SOBRE A PRIVACIDADE. DO FACEBOOK, POR EXEMPLO

Quando falamos de privacidade das redes sociais, falamos de intimidade, claro.
A intimidade que os escritores e sobretudo os poetas, sempre expuseram "urbi et orbi".
A intimidade que tanto procuramos esconder e tanto revelamos sem querer.
A intimidade dos outros, que tanto nos faz aprender com eles e com todos e com tudo.
A intimidade, que pode ser tão inventada, tão fingida, como o fingimento poético.


Vejamos uma frase de Clarice Linspector, que trata o assunto de forma magistral, antes de existir o Facebook.



“A minha intimidade? Ela é a máquina de escrever. Sinto um gosto bom na boca quando penso.Até cortar os próprios defeitos pode ser perigoso. Nunca se sabe qual é o defeito que sustenta nosso edifício inteiro.Depois de certo tempo, cada um é responsável pela cara que tem.E ninguém é eu, e ninguém é você. Esta é a solidão.É uma infâmia nascer para morrer, não se sabe quando nem onde.Minha força está na solidão. Não tenho medo nem de chuvas tempestivas nem de grandes ventanias soltas, pois eu também sou o escuro da noite.Na arte, a inspiração tem um toque de magia, porque é uma coisa absoluta, inexplicável. Não creio que venha de fora pra dentro, de forças sobrenaturais. Suponho que emerge do mais profundo ‘eu’ da pessoa, do inconsciente individual, coletivo e cósmico.Não é saudade… Eu tenho agora minha infância mais do que quando ela decorria.Não me posso resumir, porque não se pode somar uma cadeira e duas maçãs. E não me somo.O fato de ter nascido me estraga a saúde.O que é verdadeiramente imoral é ter desistido de si mesmo.”
— Clarice Lispector.

sábado, setembro 10, 2011

Privacidade no tempo da Morgadinha dos Canaviais

Prometi continuar a falar aqui sobre o livro A Morgadinha dos Canaviais. Trata-se de um romance campesino, subgénero literário criado pela francesa George Sand. Sim, aquela que se disfarçava de homem e que teve relações amorosas com escritores e com o Lizt. E que escreveu magistrais romances campesinos.
O nosso Júlio Dinis também. O campo surge neste tipo de romance como algo de idílico, opondo-se à corrupção e artificialismo da cidade, tópico tratado na poesia desde os antigos romanos, como o poeta Horácio.

TAREFA
Retome o texto sobre a privacidade e A Morgadinha dos Canaviais logo após a última frase apresentada e continue-o com um ou dois parágrafos.

OS DADOS
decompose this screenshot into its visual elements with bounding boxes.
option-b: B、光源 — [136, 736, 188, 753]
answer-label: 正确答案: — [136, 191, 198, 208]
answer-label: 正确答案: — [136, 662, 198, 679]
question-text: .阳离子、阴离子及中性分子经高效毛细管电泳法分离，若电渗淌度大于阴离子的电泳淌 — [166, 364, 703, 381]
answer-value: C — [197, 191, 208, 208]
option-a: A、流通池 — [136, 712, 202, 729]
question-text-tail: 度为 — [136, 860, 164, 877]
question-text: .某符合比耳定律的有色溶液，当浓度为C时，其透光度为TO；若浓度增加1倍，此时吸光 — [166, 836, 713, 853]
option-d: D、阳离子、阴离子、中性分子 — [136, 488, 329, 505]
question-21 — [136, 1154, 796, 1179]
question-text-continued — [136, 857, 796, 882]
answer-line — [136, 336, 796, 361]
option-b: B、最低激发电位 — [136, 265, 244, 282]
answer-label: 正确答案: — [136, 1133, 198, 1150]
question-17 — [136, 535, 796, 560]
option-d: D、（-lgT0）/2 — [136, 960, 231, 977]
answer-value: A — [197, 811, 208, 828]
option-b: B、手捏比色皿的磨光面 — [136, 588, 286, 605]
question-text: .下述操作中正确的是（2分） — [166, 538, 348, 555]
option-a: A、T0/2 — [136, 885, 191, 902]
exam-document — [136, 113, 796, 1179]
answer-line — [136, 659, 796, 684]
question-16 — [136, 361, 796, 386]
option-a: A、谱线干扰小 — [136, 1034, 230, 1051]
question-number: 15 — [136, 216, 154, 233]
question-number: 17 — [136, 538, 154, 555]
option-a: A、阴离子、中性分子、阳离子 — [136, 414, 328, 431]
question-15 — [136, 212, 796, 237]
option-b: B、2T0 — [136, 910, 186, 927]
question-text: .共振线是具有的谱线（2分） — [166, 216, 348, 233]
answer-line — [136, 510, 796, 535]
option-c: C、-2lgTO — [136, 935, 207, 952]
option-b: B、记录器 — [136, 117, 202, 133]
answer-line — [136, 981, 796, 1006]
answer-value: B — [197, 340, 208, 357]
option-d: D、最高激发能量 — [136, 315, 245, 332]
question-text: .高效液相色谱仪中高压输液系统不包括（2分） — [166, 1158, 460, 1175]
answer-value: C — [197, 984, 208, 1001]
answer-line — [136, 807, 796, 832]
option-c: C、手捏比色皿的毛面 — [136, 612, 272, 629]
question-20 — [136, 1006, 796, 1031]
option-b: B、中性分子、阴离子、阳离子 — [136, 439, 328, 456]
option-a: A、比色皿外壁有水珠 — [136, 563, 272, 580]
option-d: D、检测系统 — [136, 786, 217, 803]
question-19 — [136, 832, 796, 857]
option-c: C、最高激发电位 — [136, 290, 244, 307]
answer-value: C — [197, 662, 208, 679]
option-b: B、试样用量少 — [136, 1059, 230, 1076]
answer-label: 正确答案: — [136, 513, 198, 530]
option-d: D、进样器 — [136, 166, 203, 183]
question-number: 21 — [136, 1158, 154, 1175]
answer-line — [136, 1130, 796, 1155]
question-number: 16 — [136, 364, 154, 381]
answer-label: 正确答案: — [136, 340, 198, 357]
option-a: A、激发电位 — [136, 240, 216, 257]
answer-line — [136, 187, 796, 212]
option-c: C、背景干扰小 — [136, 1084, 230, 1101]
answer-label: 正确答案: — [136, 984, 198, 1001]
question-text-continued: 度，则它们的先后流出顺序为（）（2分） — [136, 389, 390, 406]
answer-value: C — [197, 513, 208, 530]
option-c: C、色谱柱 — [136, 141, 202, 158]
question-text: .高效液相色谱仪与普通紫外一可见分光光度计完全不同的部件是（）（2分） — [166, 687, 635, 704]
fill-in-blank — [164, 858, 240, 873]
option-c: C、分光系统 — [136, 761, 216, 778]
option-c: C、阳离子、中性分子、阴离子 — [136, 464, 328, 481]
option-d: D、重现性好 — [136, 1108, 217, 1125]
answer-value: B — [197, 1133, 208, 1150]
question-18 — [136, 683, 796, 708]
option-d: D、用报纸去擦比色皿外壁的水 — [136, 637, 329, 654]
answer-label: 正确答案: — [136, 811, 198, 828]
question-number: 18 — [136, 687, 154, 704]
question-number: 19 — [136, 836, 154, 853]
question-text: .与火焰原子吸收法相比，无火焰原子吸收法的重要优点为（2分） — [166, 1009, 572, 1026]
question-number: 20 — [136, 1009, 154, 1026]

RESPOSTA
Vejamos o que noto sobre a privacidade, neste livro em que o campo é idílico e em que todas as pessoas são muito boas, como em todos os romances do autor.

O mestre escola (professor primário) percorre a aldeia à procura dum certo homem. Supõe que deve estar em casa de um outro, dirige-se para lá e ouve falar. Entra, percorre a casa, (respeitando o quarto conjugal que está tapado com uma cortina) e vai até à cozinha, onde encontra o dono da casa, embriagado, a falar sozinho. Pergunta-lhe por que está a falar sozinho e o que está a dizer. O homem explica que a esposa deu em "beata", anda atrás dos missionários e o "caldo está na horta", ou seja, os produtos para fazer o caldo ainda estão na horta, quando o caldo devia estar pronto.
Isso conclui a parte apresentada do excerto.